* _Dataset excerpts_:
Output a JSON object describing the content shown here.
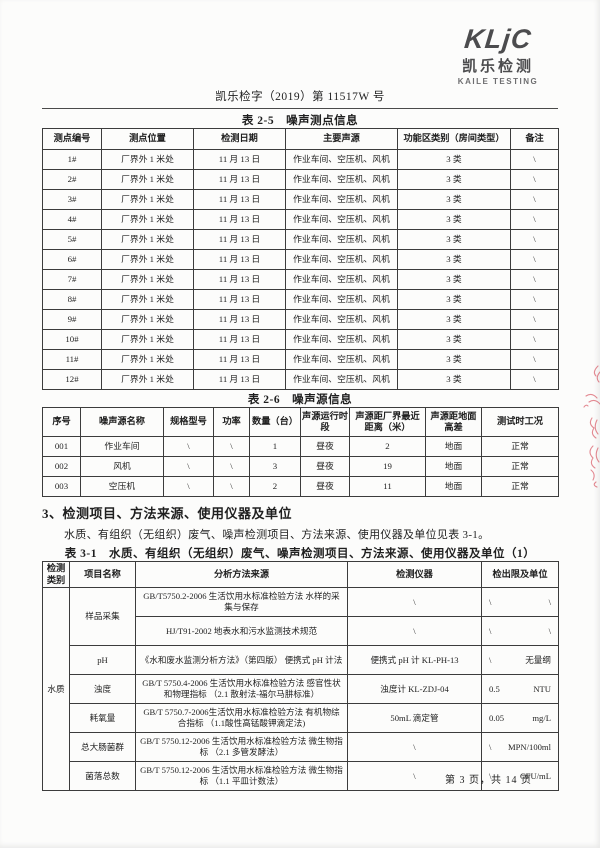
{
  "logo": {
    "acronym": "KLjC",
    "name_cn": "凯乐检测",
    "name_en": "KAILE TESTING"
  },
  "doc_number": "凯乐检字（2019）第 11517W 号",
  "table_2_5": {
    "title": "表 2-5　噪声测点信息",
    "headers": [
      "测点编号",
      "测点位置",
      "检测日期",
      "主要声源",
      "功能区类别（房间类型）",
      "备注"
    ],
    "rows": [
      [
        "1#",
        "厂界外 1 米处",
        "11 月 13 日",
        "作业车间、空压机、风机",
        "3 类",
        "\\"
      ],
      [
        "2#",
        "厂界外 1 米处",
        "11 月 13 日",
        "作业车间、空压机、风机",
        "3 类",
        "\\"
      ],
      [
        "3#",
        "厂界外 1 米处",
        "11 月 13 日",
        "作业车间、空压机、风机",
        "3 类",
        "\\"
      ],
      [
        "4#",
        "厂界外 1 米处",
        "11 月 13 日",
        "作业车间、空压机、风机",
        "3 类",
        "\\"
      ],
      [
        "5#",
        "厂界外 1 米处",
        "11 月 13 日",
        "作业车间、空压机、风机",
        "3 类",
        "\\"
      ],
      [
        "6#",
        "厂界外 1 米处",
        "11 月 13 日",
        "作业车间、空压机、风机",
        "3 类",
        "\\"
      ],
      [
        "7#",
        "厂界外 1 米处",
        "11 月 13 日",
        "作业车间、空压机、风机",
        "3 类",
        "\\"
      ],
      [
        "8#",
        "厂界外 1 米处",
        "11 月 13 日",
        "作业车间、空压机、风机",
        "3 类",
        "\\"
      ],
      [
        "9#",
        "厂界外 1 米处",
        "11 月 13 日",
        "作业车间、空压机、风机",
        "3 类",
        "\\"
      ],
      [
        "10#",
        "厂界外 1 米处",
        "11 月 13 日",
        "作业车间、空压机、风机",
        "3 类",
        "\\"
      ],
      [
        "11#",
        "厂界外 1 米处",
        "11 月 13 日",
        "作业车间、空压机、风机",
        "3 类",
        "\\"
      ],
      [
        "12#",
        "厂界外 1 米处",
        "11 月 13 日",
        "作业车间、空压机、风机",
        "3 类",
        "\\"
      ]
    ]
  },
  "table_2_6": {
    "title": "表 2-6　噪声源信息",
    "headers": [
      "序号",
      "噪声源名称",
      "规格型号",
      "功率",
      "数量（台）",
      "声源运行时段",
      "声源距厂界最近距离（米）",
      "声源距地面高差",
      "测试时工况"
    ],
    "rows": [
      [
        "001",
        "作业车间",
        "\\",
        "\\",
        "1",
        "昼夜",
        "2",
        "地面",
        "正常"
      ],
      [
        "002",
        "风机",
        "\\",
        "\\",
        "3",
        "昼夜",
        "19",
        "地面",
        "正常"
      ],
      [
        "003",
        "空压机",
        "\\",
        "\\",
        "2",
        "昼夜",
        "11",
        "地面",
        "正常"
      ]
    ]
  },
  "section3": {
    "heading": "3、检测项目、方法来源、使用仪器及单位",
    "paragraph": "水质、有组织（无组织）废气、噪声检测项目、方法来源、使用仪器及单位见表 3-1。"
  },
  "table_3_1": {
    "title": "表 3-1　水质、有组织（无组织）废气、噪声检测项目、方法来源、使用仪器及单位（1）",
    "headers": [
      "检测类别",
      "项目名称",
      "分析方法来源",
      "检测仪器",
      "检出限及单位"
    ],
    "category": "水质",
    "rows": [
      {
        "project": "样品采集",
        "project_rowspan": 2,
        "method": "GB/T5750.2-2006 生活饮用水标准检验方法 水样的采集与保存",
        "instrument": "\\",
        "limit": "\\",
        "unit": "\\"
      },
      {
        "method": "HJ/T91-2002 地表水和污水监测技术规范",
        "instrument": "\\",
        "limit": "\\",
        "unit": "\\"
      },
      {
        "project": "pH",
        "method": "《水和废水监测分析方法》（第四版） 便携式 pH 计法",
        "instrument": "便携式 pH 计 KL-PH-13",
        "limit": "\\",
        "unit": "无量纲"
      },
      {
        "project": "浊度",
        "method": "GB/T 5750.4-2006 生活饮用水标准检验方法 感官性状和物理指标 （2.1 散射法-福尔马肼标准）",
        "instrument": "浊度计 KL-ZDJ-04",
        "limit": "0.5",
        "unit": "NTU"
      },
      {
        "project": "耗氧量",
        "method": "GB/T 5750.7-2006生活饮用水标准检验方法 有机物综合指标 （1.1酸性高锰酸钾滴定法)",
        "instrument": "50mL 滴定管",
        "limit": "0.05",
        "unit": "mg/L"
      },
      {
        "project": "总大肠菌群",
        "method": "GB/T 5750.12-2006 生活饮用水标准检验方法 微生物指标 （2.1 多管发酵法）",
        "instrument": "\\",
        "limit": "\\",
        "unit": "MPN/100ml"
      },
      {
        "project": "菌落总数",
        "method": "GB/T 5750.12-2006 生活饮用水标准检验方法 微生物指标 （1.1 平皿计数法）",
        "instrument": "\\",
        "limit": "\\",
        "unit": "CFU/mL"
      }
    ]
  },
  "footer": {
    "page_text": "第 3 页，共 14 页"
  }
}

* _Required task_:
Every entry above needs to be retyped exactly; drop the pictures.

* _Answer_:
Output a JSON object describing the content shown here.
{
  "logo": {
    "acronym": "KLjC",
    "name_cn": "凯乐检测",
    "name_en": "KAILE TESTING"
  },
  "doc_number": "凯乐检字（2019）第 11517W 号",
  "table_2_5": {
    "title": "表 2-5　噪声测点信息",
    "headers": [
      "测点编号",
      "测点位置",
      "检测日期",
      "主要声源",
      "功能区类别（房间类型）",
      "备注"
    ],
    "rows": [
      [
        "1#",
        "厂界外 1 米处",
        "11 月 13 日",
        "作业车间、空压机、风机",
        "3 类",
        "\\"
      ],
      [
        "2#",
        "厂界外 1 米处",
        "11 月 13 日",
        "作业车间、空压机、风机",
        "3 类",
        "\\"
      ],
      [
        "3#",
        "厂界外 1 米处",
        "11 月 13 日",
        "作业车间、空压机、风机",
        "3 类",
        "\\"
      ],
      [
        "4#",
        "厂界外 1 米处",
        "11 月 13 日",
        "作业车间、空压机、风机",
        "3 类",
        "\\"
      ],
      [
        "5#",
        "厂界外 1 米处",
        "11 月 13 日",
        "作业车间、空压机、风机",
        "3 类",
        "\\"
      ],
      [
        "6#",
        "厂界外 1 米处",
        "11 月 13 日",
        "作业车间、空压机、风机",
        "3 类",
        "\\"
      ],
      [
        "7#",
        "厂界外 1 米处",
        "11 月 13 日",
        "作业车间、空压机、风机",
        "3 类",
        "\\"
      ],
      [
        "8#",
        "厂界外 1 米处",
        "11 月 13 日",
        "作业车间、空压机、风机",
        "3 类",
        "\\"
      ],
      [
        "9#",
        "厂界外 1 米处",
        "11 月 13 日",
        "作业车间、空压机、风机",
        "3 类",
        "\\"
      ],
      [
        "10#",
        "厂界外 1 米处",
        "11 月 13 日",
        "作业车间、空压机、风机",
        "3 类",
        "\\"
      ],
      [
        "11#",
        "厂界外 1 米处",
        "11 月 13 日",
        "作业车间、空压机、风机",
        "3 类",
        "\\"
      ],
      [
        "12#",
        "厂界外 1 米处",
        "11 月 13 日",
        "作业车间、空压机、风机",
        "3 类",
        "\\"
      ]
    ]
  },
  "table_2_6": {
    "title": "表 2-6　噪声源信息",
    "headers": [
      "序号",
      "噪声源名称",
      "规格型号",
      "功率",
      "数量（台）",
      "声源运行时段",
      "声源距厂界最近距离（米）",
      "声源距地面高差",
      "测试时工况"
    ],
    "rows": [
      [
        "001",
        "作业车间",
        "\\",
        "\\",
        "1",
        "昼夜",
        "2",
        "地面",
        "正常"
      ],
      [
        "002",
        "风机",
        "\\",
        "\\",
        "3",
        "昼夜",
        "19",
        "地面",
        "正常"
      ],
      [
        "003",
        "空压机",
        "\\",
        "\\",
        "2",
        "昼夜",
        "11",
        "地面",
        "正常"
      ]
    ]
  },
  "section3": {
    "heading": "3、检测项目、方法来源、使用仪器及单位",
    "paragraph": "水质、有组织（无组织）废气、噪声检测项目、方法来源、使用仪器及单位见表 3-1。"
  },
  "table_3_1": {
    "title": "表 3-1　水质、有组织（无组织）废气、噪声检测项目、方法来源、使用仪器及单位（1）",
    "headers": [
      "检测类别",
      "项目名称",
      "分析方法来源",
      "检测仪器",
      "检出限及单位"
    ],
    "category": "水质",
    "rows": [
      {
        "project": "样品采集",
        "project_rowspan": 2,
        "method": "GB/T5750.2-2006 生活饮用水标准检验方法 水样的采集与保存",
        "instrument": "\\",
        "limit": "\\",
        "unit": "\\"
      },
      {
        "method": "HJ/T91-2002 地表水和污水监测技术规范",
        "instrument": "\\",
        "limit": "\\",
        "unit": "\\"
      },
      {
        "project": "pH",
        "method": "《水和废水监测分析方法》（第四版） 便携式 pH 计法",
        "instrument": "便携式 pH 计 KL-PH-13",
        "limit": "\\",
        "unit": "无量纲"
      },
      {
        "project": "浊度",
        "method": "GB/T 5750.4-2006 生活饮用水标准检验方法 感官性状和物理指标 （2.1 散射法-福尔马肼标准）",
        "instrument": "浊度计 KL-ZDJ-04",
        "limit": "0.5",
        "unit": "NTU"
      },
      {
        "project": "耗氧量",
        "method": "GB/T 5750.7-2006生活饮用水标准检验方法 有机物综合指标 （1.1酸性高锰酸钾滴定法)",
        "instrument": "50mL 滴定管",
        "limit": "0.05",
        "unit": "mg/L"
      },
      {
        "project": "总大肠菌群",
        "method": "GB/T 5750.12-2006 生活饮用水标准检验方法 微生物指标 （2.1 多管发酵法）",
        "instrument": "\\",
        "limit": "\\",
        "unit": "MPN/100ml"
      },
      {
        "project": "菌落总数",
        "method": "GB/T 5750.12-2006 生活饮用水标准检验方法 微生物指标 （1.1 平皿计数法）",
        "instrument": "\\",
        "limit": "\\",
        "unit": "CFU/mL"
      }
    ]
  },
  "footer": {
    "page_text": "第 3 页，共 14 页"
  }
}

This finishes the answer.